In the 2017-18 term, the U.S. Supreme Court will decide a number of potentially significant disputes relevant to businesses, including those involving constitutional protections, class actions and other corporate liability issues.
Constitutional Issues
The Legality of Sports Gambling
A precept of constitutional law is that the federal government cannot “commandeer,” or coerce, the states to take regulatory action that the 10th Amendment would otherwise reserve to them. In a pair of consolidated gambling cases — New Jersey Thoroughbred Horsemen’s Association, Inc. v. National Collegiate Athletic Association and Christie v. National Collegiate Athletic Association — the Supreme Court will consider New Jersey’s argument that the Professional and Amateur Sports Protection Act (PASPA) violates the anti-commandeering doctrine.
PASPA prohibited states from authorizing betting on amateur or professional sports — effectively creating a nationwide ban on sports gambling — but exempted four states (New Jersey not among them) that already permitted such activity. It also exempted New Jersey’s casinos, provided the state establish a regulatory scheme for sports gambling within one year of PASPA’s enactment. New Jersey sat idle for nearly 20 years, until voters approved a ballot measure in 2011 to legalize sports gambling. The National Collegiate Athletic Association and the four major professional sports leagues sued, citing the state’s failure to take advantage of the one-year grace period and PASPA’s prohibition on any sports gambling outside the four previously exempted states. New Jersey argued that PASPA impermissibly commandeered the states by prohibiting them from legalizing sports gambling. The U.S. Court of Appeals for the Third Circuit, sitting en banc, sided with the leagues, as had the district court below. A victory for New Jersey at the Supreme Court would pave the way for sports gambling in the Garden State and in others that follow its lead. It could also call into question other federal limitations on state activities on “commandeering” grounds. The case was argued on December 4, 2017.

[Bounding box annotations]
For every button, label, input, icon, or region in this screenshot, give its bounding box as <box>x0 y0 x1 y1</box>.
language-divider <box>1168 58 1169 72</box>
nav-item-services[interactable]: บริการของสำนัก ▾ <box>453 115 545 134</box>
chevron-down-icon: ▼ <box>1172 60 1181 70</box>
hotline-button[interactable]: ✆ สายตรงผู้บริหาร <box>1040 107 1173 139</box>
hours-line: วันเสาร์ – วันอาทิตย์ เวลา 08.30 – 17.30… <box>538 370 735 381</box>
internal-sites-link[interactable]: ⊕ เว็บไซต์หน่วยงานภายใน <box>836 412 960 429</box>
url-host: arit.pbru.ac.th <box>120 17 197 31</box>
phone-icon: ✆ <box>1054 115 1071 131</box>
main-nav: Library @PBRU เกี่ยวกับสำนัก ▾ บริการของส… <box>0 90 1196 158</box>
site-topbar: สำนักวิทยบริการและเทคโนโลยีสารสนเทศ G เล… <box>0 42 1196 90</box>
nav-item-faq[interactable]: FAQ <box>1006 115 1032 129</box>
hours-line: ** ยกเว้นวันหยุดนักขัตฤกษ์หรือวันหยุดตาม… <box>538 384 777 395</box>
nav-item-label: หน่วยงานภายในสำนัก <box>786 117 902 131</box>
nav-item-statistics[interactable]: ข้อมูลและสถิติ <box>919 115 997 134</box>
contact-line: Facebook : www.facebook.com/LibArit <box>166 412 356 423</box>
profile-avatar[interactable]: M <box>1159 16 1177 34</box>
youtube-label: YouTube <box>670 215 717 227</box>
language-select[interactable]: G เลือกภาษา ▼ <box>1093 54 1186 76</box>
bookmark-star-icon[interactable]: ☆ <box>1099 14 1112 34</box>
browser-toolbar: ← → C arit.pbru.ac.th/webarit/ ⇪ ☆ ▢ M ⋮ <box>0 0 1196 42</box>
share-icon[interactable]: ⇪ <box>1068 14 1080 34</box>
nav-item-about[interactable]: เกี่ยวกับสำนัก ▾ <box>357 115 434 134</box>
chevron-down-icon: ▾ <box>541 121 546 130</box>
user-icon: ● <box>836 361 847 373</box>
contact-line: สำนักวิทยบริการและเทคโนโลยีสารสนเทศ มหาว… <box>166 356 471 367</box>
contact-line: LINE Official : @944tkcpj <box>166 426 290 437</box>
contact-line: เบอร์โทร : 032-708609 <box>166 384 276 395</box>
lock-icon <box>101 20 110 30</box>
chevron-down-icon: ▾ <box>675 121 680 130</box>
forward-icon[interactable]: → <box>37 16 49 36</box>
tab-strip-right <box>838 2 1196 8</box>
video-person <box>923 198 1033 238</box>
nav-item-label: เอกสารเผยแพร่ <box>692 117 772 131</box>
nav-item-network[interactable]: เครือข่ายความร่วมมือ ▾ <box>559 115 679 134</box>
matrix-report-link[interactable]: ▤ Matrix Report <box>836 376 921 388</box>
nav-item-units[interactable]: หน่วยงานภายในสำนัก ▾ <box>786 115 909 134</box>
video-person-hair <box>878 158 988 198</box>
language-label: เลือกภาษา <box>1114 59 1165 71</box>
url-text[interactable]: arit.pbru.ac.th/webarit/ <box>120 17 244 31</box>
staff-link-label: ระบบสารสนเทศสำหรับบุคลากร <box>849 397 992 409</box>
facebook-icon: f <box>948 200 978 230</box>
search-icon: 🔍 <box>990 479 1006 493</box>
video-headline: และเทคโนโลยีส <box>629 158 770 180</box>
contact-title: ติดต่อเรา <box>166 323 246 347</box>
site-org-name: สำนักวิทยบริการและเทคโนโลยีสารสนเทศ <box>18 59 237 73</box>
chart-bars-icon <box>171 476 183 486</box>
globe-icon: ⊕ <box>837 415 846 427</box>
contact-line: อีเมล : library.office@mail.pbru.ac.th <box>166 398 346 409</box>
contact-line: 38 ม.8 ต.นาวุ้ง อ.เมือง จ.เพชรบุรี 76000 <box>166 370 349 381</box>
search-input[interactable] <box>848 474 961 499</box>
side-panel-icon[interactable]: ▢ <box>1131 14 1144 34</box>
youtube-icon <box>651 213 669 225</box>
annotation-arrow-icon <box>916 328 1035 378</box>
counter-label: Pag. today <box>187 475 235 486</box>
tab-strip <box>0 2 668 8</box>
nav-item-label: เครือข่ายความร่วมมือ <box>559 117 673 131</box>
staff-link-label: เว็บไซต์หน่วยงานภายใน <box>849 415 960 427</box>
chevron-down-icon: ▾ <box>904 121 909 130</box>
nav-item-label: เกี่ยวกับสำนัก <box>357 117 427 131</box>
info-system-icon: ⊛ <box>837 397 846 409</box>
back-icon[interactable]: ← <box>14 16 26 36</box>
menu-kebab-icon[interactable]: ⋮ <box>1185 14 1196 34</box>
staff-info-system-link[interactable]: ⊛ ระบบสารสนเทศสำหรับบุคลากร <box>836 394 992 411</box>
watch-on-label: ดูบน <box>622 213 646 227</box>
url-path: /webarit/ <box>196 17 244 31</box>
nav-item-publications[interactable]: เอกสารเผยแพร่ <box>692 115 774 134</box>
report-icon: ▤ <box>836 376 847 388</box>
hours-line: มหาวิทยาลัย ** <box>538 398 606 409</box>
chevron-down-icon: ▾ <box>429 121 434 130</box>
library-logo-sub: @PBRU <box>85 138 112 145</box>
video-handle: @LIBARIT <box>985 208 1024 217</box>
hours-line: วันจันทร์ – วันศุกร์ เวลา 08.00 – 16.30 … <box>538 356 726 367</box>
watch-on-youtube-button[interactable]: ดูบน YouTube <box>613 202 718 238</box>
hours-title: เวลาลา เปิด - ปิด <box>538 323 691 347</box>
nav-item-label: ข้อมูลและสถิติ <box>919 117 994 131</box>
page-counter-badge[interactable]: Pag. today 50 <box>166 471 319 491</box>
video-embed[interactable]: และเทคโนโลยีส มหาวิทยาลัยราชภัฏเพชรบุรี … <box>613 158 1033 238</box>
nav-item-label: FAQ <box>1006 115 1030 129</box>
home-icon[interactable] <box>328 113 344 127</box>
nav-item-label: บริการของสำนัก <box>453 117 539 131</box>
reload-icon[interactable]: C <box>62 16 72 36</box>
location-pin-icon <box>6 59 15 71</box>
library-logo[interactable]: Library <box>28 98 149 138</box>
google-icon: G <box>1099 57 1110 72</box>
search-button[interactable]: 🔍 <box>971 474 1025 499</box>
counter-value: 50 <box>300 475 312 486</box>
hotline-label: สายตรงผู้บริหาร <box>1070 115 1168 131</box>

### What you will do
(1) Write out the part of the Supreme Court text from "In the 2017-18" to "the anti-commandeering doctrine.", word for word.
(2) In the records, swap "language-divider" for "language-separator" in the lines running from the start of the records through the line with "hours-line: วันเสาร์ –", and return only those lines with nothing else changed.

### Results
(1)
In the 2017-18 term, the U.S. Supreme Court will decide a number of potentially significant disputes relevant to businesses, including those involving constitutional protections, class actions and other corporate liability issues.
Constitutional Issues
The Legality of Sports Gambling
A precept of constitutional law is that the federal government cannot “commandeer,” or coerce, the states to take regulatory action that the 10th Amendment would otherwise reserve to them. In a pair of consolidated gambling cases — New Jersey Thoroughbred Horsemen’s Association, Inc. v. National Collegiate Athletic Association and Christie v. National Collegiate Athletic Association — the Supreme Court will consider New Jersey’s argument that the Professional and Amateur Sports Protection Act (PASPA) violates the anti-commandeering doctrine.

(2)
For every button, label, input, icon, or region in this screenshot, give its bounding box as <box>x0 y0 x1 y1</box>.
language-separator <box>1168 58 1169 72</box>
nav-item-services[interactable]: บริการของสำนัก ▾ <box>453 115 545 134</box>
chevron-down-icon: ▼ <box>1172 60 1181 70</box>
hotline-button[interactable]: ✆ สายตรงผู้บริหาร <box>1040 107 1173 139</box>
hours-line: วันเสาร์ – วันอาทิตย์ เวลา 08.30 – 17.30… <box>538 370 735 381</box>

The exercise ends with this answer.